--- EXERCISE INSTRUCTIONS ---
Search the listing below for "الرواة". Copy each matching line.

(Dataset items)
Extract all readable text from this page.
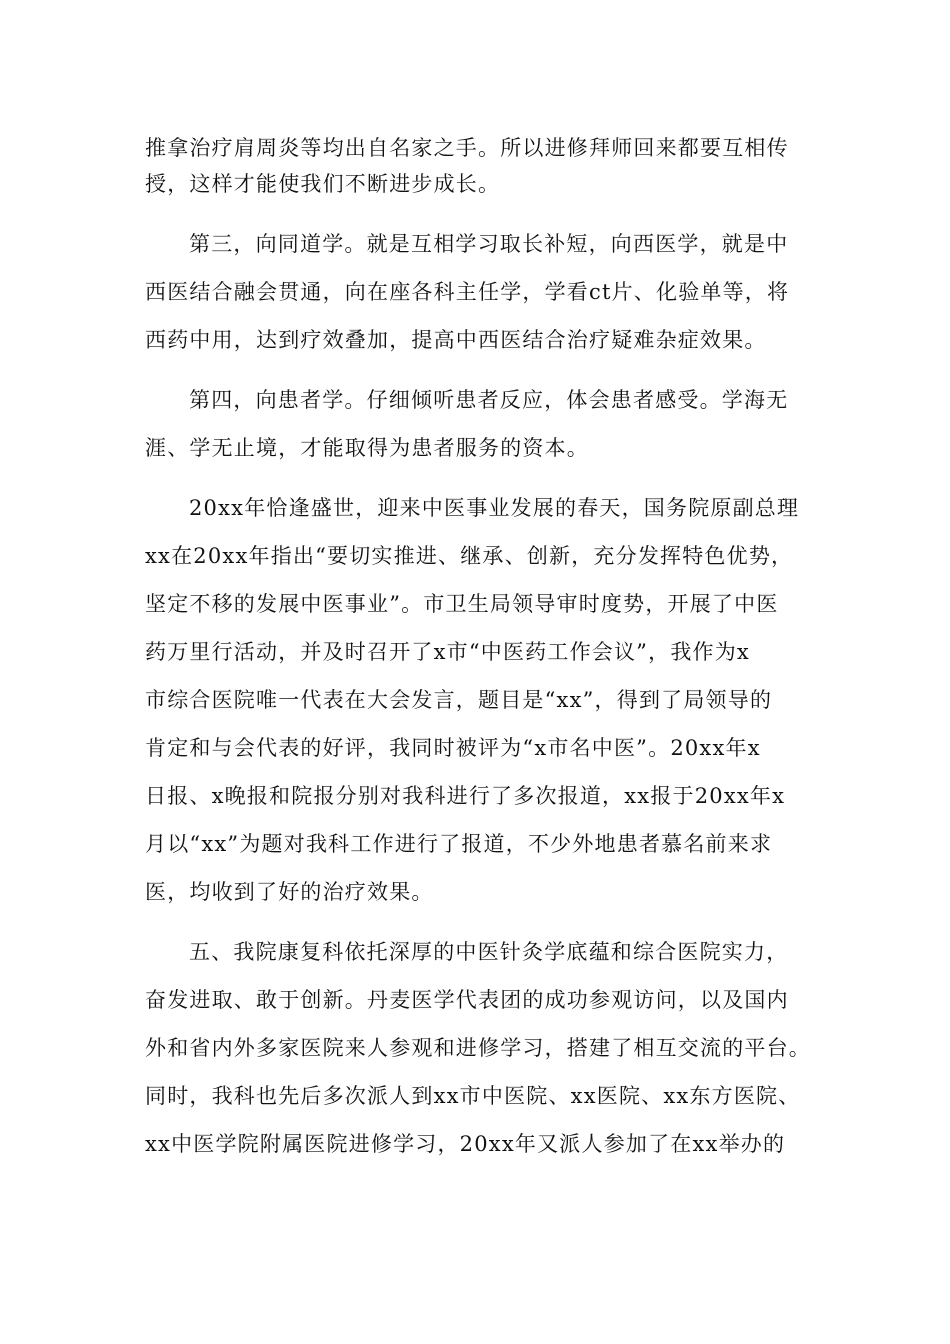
推拿治疗肩周炎等均出自名家之手。所以进修拜师回来都要互相传
授，这样才能使我们不断进步成长。
第三，向同道学。就是互相学习取长补短，向西医学，就是中
西医结合融会贯通，向在座各科主任学，学看ct片、化验单等，将
西药中用，达到疗效叠加，提高中西医结合治疗疑难杂症效果。
第四，向患者学。仔细倾听患者反应，体会患者感受。学海无
涯、学无止境，才能取得为患者服务的资本。
20xx年恰逢盛世，迎来中医事业发展的春天，国务院原副总理
xx在20xx年指出“要切实推进、继承、创新，充分发挥特色优势，
坚定不移的发展中医事业”。市卫生局领导审时度势，开展了中医
药万里行活动，并及时召开了x市“中医药工作会议”，我作为x
市综合医院唯一代表在大会发言，题目是“xx”，得到了局领导的
肯定和与会代表的好评，我同时被评为“x市名中医”。20xx年x
日报、x晚报和院报分别对我科进行了多次报道，xx报于20xx年x
月以“xx”为题对我科工作进行了报道，不少外地患者慕名前来求
医，均收到了好的治疗效果。
五、我院康复科依托深厚的中医针灸学底蕴和综合医院实力，
奋发进取、敢于创新。丹麦医学代表团的成功参观访问，以及国内
外和省内外多家医院来人参观和进修学习，搭建了相互交流的平台。
同时，我科也先后多次派人到xx市中医院、xx医院、xx东方医院、
xx中医学院附属医院进修学习，20xx年又派人参加了在xx举办的
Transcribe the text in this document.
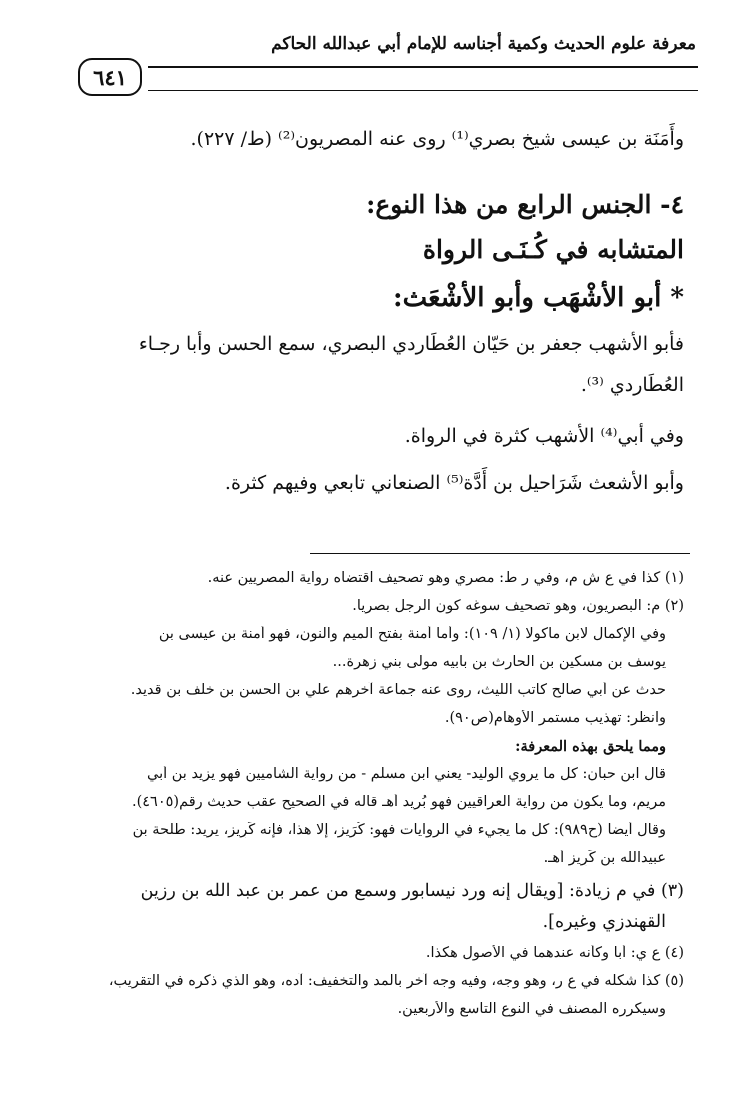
معرفة علوم الحديث وكمية أجناسه للإمام أبي عبدالله الحاكم
٦٤١
وأَمَنَة بن عيسى شيخ بصري⁽¹⁾ روى عنه المصريون⁽²⁾ (ط/ ٢٢٧).
٤- الجنس الرابع من هذا النوع:
المتشابه في كُـنَـى الرواة
* أبو الأشْهَب وأبو الأشْعَث:
فأبو الأشهب جعفر بن حَيّان العُطَاردي البصري، سمع الحسن وأبا رجـاء
العُطَاردي ⁽³⁾.
وفي أبي⁽⁴⁾ الأشهب كثرة في الرواة.
وأبو الأشعث شَرَاحيل بن أَدَّة⁽⁵⁾ الصنعاني تابعي وفيهم كثرة.
(١) كذا في ع ش م، وفي ر ط: مصري وهو تصحيف اقتضاه رواية المصريين عنه.
(٢) م: البصريون، وهو تصحيف سوغه كون الرجل بصريا.
وفي الإكمال لابن ماكولا (١/ ١٠٩): وأما أمنة بفتح الميم والنون، فهو أمنة بن عيسى بن
يوسف بن مسكين بن الحارث بن بابيه مولى بني زهرة...
حدث عن أبي صالح كاتب الليث، روى عنه جماعة آخرهم علي بن الحسن بن خلف بن قديد.
وانظر: تهذيب مستمر الأوهام(ص٩٠).
ومما يلحق بهذه المعرفة:
قال ابن حبان: كل ما يروي الوليد- يعني ابن مسلم - من رواية الشاميين فهو يزيد بن أبي
مريم، وما يكون من رواية العراقيين فهو بُريد أهـ قاله في الصحيح عقب حديث رقم(٤٦٠٥).
وقال أيضا (ح٩٨٩): كل ما يجيء في الروايات فهو: كُرَيز، إلا هذا، فإنه كَرِيز، يريد: طلحة بن
عبيدالله بن كَرِيز أهـ.
(٣) في م زيادة: [ويقال إنه ورد نيسابور وسمع من عمر بن عبد الله بن رزين
القهندزي وغيره].
(٤) ع ي: أبا وكأنه عندهما في الأصول هكذا.
(٥) كذا شكله في ع ر، وهو وجه، وفيه وجه آخر بالمد والتخفيف: آده، وهو الذي ذكره في التقريب،
وسيكرره المصنف في النوع التاسع والأربعين.
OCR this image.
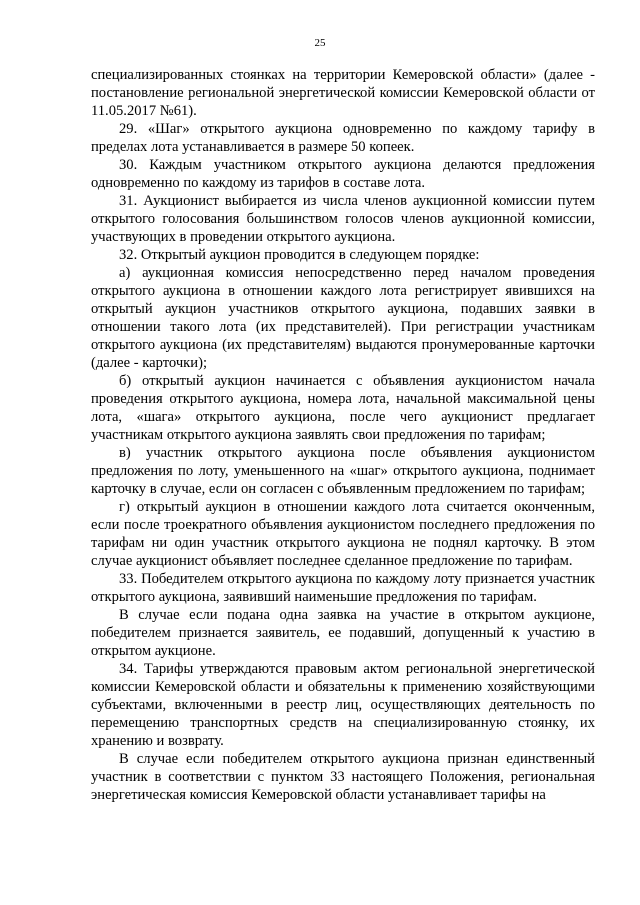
25

специализированных стоянках на территории Кемеровской области» (далее - постановление региональной энергетической комиссии Кемеровской области от 11.05.2017 №61).

29. «Шаг» открытого аукциона одновременно по каждому тарифу в пределах лота устанавливается в размере 50 копеек.

30. Каждым участником открытого аукциона делаются предложения одновременно по каждому из тарифов в составе лота.

31. Аукционист выбирается из числа членов аукционной комиссии путем открытого голосования большинством голосов членов аукционной комиссии, участвующих в проведении открытого аукциона.

32. Открытый аукцион проводится в следующем порядке:

а) аукционная комиссия непосредственно перед началом проведения открытого аукциона в отношении каждого лота регистрирует явившихся на открытый аукцион участников открытого аукциона, подавших заявки в отношении такого лота (их представителей). При регистрации участникам открытого аукциона (их представителям) выдаются пронумерованные карточки (далее - карточки);

б) открытый аукцион начинается с объявления аукционистом начала проведения открытого аукциона, номера лота, начальной максимальной цены лота, «шага» открытого аукциона, после чего аукционист предлагает участникам открытого аукциона заявлять свои предложения по тарифам;

в) участник открытого аукциона после объявления аукционистом предложения по лоту, уменьшенного на «шаг» открытого аукциона, поднимает карточку в случае, если он согласен с объявленным предложением по тарифам;

г) открытый аукцион в отношении каждого лота считается оконченным, если после троекратного объявления аукционистом последнего предложения по тарифам ни один участник открытого аукциона не поднял карточку. В этом случае аукционист объявляет последнее сделанное предложение по тарифам.

33. Победителем открытого аукциона по каждому лоту признается участник открытого аукциона, заявивший наименьшие предложения по тарифам.

В случае если подана одна заявка на участие в открытом аукционе, победителем признается заявитель, ее подавший, допущенный к участию в открытом аукционе.

34. Тарифы утверждаются правовым актом региональной энергетической комиссии Кемеровской области и обязательны к применению хозяйствующими субъектами, включенными в реестр лиц, осуществляющих деятельность по перемещению транспортных средств на специализированную стоянку, их хранению и возврату.

В случае если победителем открытого аукциона признан единственный участник в соответствии с пунктом 33 настоящего Положения, региональная энергетическая комиссия Кемеровской области устанавливает тарифы на
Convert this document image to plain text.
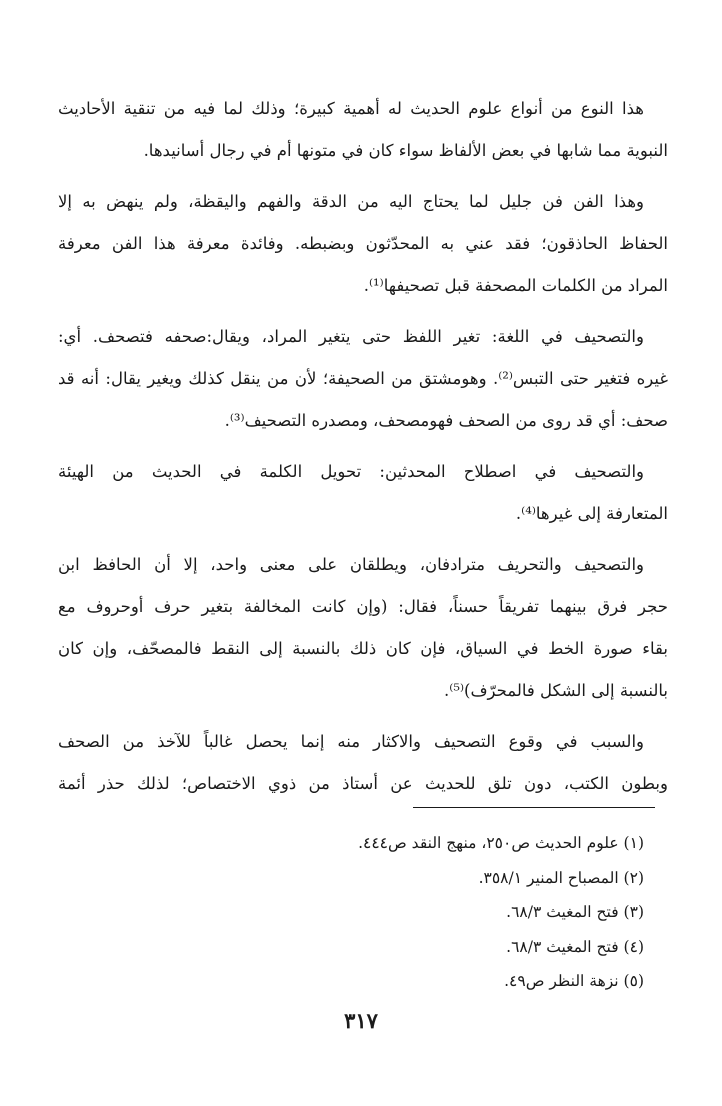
هذا النوع من أنواع علوم الحديث له أهمية كبيرة؛ وذلك لما فيه من تنقية الأحاديث
النبوية مما شابها في بعض الألفاظ سواء كان في متونها أم في رجال أسانيدها.
وهذا الفن فن جليل لما يحتاج اليه من الدقة والفهم واليقظة، ولم ينهض به إلا
الحفاظ الحاذقون؛ فقد عني به المحدّثون وبضبطه. وفائدة معرفة هذا الفن معرفة
المراد من الكلمات المصحفة قبل تصحيفها⁽¹⁾.
والتصحيف في اللغة: تغير اللفظ حتى يتغير المراد، ويقال:صحفه فتصحف. أي:
غيره فتغير حتى التبس⁽²⁾. وهومشتق من الصحيفة؛ لأن من ينقل كذلك ويغير يقال: أنه قد
صحف: أي قد روى من الصحف فهومصحف، ومصدره التصحيف⁽³⁾.
والتصحيف في اصطلاح المحدثين: تحويل الكلمة في الحديث من الهيئة
المتعارفة إلى غيرها⁽⁴⁾.
والتصحيف والتحريف مترادفان، ويطلقان على معنى واحد، إلا أن الحافظ ابن
حجر فرق بينهما تفريقاً حسناً، فقال: (وإن كانت المخالفة بتغير حرف أوحروف مع
بقاء صورة الخط في السياق، فإن كان ذلك بالنسبة إلى النقط فالمصحّف، وإن كان
بالنسبة إلى الشكل فالمحرّف)⁽⁵⁾.
والسبب في وقوع التصحيف والاكثار منه إنما يحصل غالباً للآخذ من الصحف
وبطون الكتب، دون تلق للحديث عن أستاذ من ذوي الاختصاص؛ لذلك حذر أئمة
(١) علوم الحديث ص٢٥٠، منهج النقد ص٤٤٤.
(٢) المصباح المنير ٣٥٨/١.
(٣) فتح المغيث ٦٨/٣.
(٤) فتح المغيث ٦٨/٣.
(٥) نزهة النظر ص٤٩.
٣١٧
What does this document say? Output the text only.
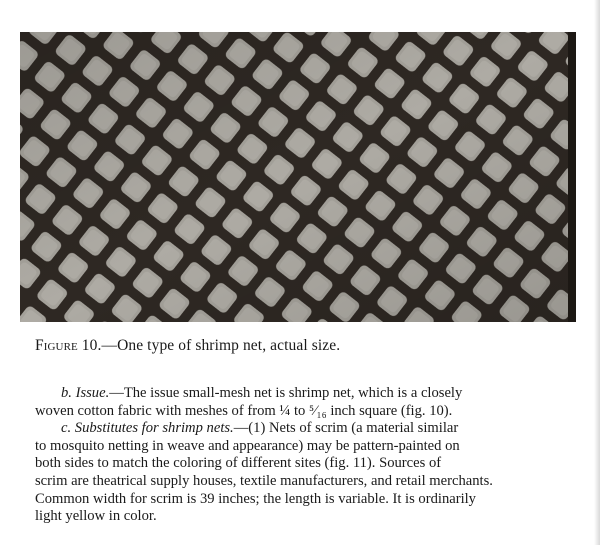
Figure 10.—One type of shrimp net, actual size.
b. Issue.—The issue small-mesh net is shrimp net, which is a closely
woven cotton fabric with meshes of from ¼ to ⁵⁄₁₆ inch square (fig. 10).
c. Substitutes for shrimp nets.—(1) Nets of scrim (a material similar
to mosquito netting in weave and appearance) may be pattern-painted on
both sides to match the coloring of different sites (fig. 11). Sources of
scrim are theatrical supply houses, textile manufacturers, and retail merchants.
Common width for scrim is 39 inches; the length is variable. It is ordinarily
light yellow in color.
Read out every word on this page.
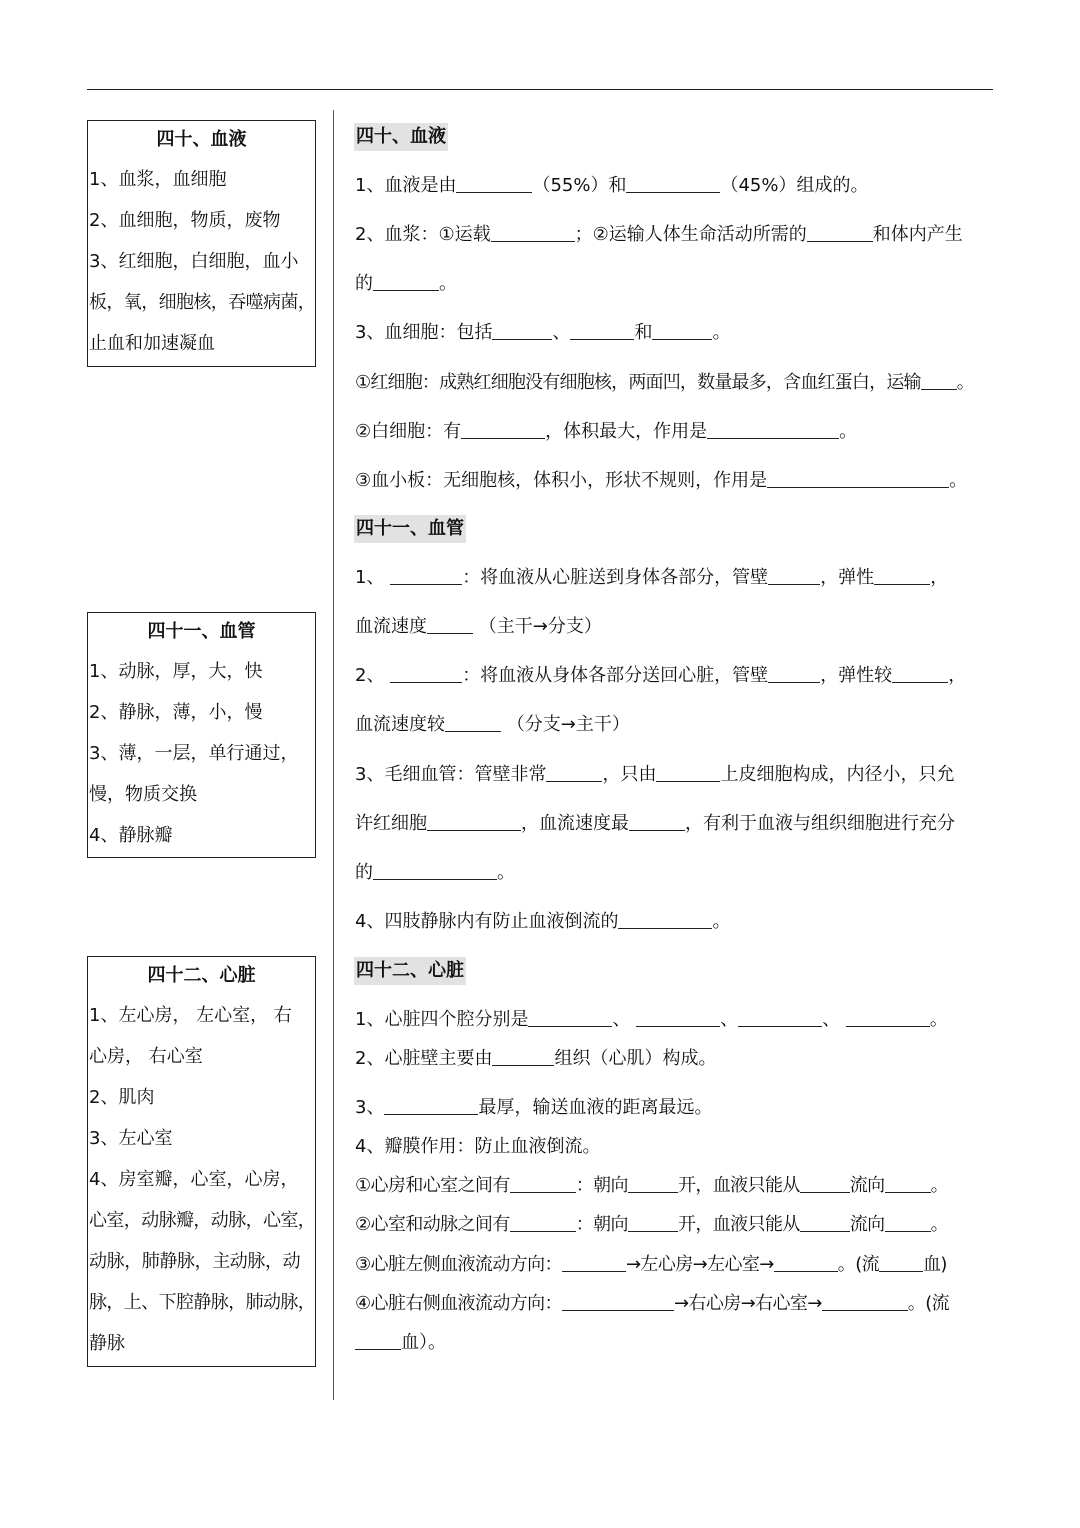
四十、血液
1、血浆，血细胞
2、血细胞，物质，废物
3、红细胞，白细胞，血小
板，氧，细胞核，吞噬病菌，
止血和加速凝血
四十一、血管
1、动脉，厚，大，快
2、静脉，薄，小，慢
3、薄，一层，单行通过，
慢，物质交换
4、静脉瓣
四十二、心脏
1、左心房， 左心室， 右
心房， 右心室
2、肌肉
3、左心室
4、房室瓣，心室，心房，
心室，动脉瓣，动脉，心室，
动脉，肺静脉，主动脉，动
脉，上、下腔静脉，肺动脉，
静脉
四十、血液
1、血液是由	（55%）和	（45%）组成的。
2、血浆：①运载	；②运输人体生命活动所需的	和体内产生
的	。
3、血细胞：包括	、	和	。
①红细胞：成熟红细胞没有细胞核，两面凹，数量最多，含血红蛋白，运输 。
②白细胞：有	，体积最大，作用是	。
③血小板：无细胞核，体积小，形状不规则，作用是	。
四十一、血管
1、	：将血液从心脏送到身体各部分，管壁	，弹性	，
血流速度	（主干→分支）
2、	：将血液从身体各部分送回心脏，管壁	，弹性较	，
血流速度较	（分支→主干）
3、毛细血管：管壁非常	，只由	上皮细胞构成，内径小，只允
许红细胞	，血流速度最	，有利于血液与组织细胞进行充分
的	。
4、四肢静脉内有防止血液倒流的	。
四十二、心脏
1、心脏四个腔分别是	、	、	、	。
2、心脏壁主要由	组织（心肌）构成。
3、	最厚，输送血液的距离最远。
4、瓣膜作用：防止血液倒流。
①心房和心室之间有	：朝向	开，血液只能从	流向	。
②心室和动脉之间有	：朝向	开，血液只能从	流向	。
③心脏左侧血液流动方向：	→左心房→左心室→	。(流 血)
④心脏右侧血液流动方向：	→右心房→右心室→	。(流
血）。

--- FULL ANSWER ---
المتشابه في كُـنَـى الرواة
وفي أبي⁽⁴⁾ الأشهب كثرة في الرواة.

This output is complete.